— Start of SUPPLIED MATERIAL —

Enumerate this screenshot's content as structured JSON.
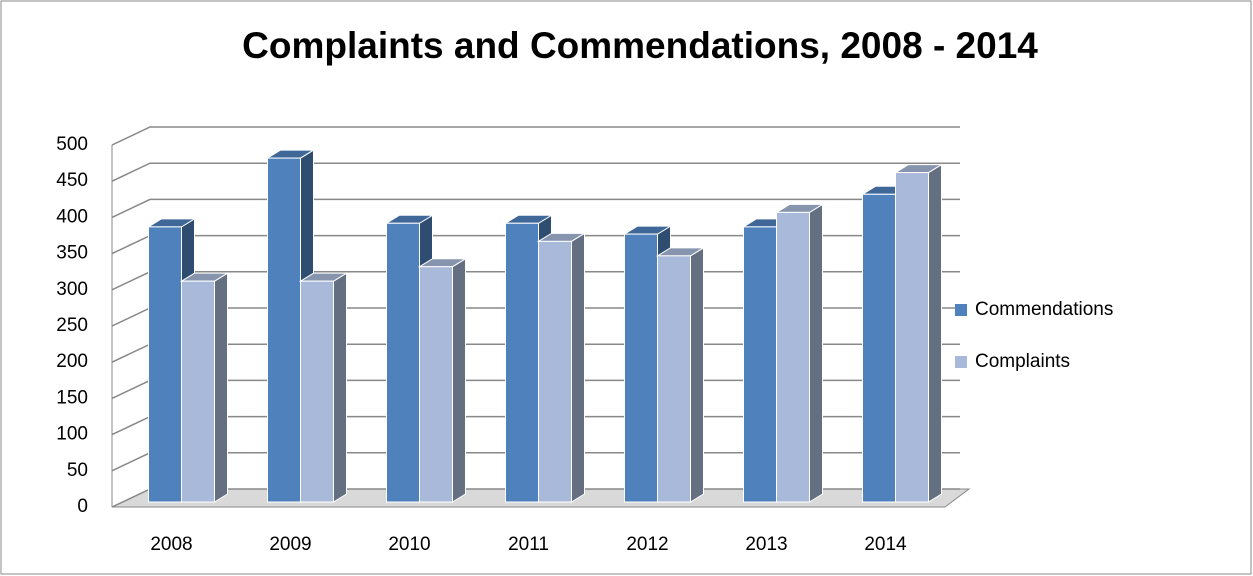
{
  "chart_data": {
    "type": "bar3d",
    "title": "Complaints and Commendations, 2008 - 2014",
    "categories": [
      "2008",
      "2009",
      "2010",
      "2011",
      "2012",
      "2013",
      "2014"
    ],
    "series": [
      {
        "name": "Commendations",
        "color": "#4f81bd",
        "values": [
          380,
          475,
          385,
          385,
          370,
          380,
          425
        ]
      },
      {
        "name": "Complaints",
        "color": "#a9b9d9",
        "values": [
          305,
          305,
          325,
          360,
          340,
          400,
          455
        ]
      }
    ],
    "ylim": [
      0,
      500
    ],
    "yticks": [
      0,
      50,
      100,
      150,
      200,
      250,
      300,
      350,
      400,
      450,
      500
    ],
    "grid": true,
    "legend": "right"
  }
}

— End of SUPPLIED MATERIAL —

Transcribe every record above exactly as written, leaving out any pictures.

Enumerate this screenshot's content as structured JSON.
{
  "chart_data": {
    "type": "bar3d",
    "title": "Complaints and Commendations, 2008 - 2014",
    "categories": [
      "2008",
      "2009",
      "2010",
      "2011",
      "2012",
      "2013",
      "2014"
    ],
    "series": [
      {
        "name": "Commendations",
        "color": "#4f81bd",
        "values": [
          380,
          475,
          385,
          385,
          370,
          380,
          425
        ]
      },
      {
        "name": "Complaints",
        "color": "#a9b9d9",
        "values": [
          305,
          305,
          325,
          360,
          340,
          400,
          455
        ]
      }
    ],
    "ylim": [
      0,
      500
    ],
    "yticks": [
      0,
      50,
      100,
      150,
      200,
      250,
      300,
      350,
      400,
      450,
      500
    ],
    "grid": true,
    "legend": "right"
  }
}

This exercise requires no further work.